**OBJECTIVE**. Please find all lines in the data that hold the string "from" and copy them.

## Start RECORDS SUPPLIED

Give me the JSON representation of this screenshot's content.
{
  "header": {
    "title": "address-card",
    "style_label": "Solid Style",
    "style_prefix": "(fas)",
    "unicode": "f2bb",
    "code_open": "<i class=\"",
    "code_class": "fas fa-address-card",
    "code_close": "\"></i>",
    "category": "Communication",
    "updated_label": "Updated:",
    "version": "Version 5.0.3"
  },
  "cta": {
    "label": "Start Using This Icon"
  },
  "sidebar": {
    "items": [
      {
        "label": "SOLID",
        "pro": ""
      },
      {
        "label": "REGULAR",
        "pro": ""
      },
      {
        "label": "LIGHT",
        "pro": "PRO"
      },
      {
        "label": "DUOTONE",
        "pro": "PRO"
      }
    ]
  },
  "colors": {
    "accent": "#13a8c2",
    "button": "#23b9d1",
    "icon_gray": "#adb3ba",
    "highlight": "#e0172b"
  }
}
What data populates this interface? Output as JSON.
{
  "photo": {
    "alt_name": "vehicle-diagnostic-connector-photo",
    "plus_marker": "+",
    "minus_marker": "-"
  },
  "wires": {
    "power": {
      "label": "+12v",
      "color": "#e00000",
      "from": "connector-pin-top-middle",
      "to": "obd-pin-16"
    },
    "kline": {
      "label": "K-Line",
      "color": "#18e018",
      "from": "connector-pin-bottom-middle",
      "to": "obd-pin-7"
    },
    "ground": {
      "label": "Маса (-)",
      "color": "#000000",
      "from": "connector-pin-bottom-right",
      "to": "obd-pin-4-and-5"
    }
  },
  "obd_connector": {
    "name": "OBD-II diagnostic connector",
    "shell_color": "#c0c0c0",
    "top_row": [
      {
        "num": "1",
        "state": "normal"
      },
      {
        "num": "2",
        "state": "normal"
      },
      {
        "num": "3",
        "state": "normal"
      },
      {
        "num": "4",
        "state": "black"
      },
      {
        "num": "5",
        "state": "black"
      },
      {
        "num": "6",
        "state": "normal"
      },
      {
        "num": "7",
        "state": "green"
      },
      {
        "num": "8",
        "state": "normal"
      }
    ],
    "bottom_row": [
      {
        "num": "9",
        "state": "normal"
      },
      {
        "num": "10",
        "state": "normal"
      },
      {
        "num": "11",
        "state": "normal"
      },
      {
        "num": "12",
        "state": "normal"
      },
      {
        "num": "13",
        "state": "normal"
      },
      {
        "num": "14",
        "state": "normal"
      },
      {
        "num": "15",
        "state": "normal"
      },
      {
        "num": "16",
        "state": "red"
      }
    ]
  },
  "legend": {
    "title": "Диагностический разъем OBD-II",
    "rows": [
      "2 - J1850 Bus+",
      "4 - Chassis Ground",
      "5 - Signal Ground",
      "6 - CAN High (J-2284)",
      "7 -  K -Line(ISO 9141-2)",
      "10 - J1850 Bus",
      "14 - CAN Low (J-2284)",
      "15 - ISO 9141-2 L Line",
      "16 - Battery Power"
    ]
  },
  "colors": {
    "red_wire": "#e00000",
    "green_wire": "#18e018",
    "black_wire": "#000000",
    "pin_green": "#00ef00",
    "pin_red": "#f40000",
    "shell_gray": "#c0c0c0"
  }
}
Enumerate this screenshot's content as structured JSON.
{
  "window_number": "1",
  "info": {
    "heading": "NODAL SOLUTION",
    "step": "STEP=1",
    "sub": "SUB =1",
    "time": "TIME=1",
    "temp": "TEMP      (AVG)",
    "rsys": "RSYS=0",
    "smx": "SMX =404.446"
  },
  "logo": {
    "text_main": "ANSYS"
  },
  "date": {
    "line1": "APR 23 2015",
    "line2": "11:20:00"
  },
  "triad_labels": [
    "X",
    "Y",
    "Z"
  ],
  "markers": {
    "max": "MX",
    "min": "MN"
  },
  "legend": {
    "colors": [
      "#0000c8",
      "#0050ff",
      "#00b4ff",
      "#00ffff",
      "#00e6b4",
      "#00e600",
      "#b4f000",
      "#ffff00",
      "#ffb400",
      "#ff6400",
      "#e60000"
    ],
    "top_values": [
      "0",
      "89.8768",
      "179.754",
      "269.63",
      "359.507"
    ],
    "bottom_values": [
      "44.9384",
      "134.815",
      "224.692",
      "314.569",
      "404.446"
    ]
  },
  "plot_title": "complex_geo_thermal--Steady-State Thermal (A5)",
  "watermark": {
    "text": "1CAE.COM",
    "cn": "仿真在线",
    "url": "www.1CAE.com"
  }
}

## End RECORDS SUPPLIED

**OUTPUT OF THE TASK**.
      "from": "connector-pin-top-middle",
      "from": "connector-pin-bottom-middle",
      "from": "connector-pin-bottom-right",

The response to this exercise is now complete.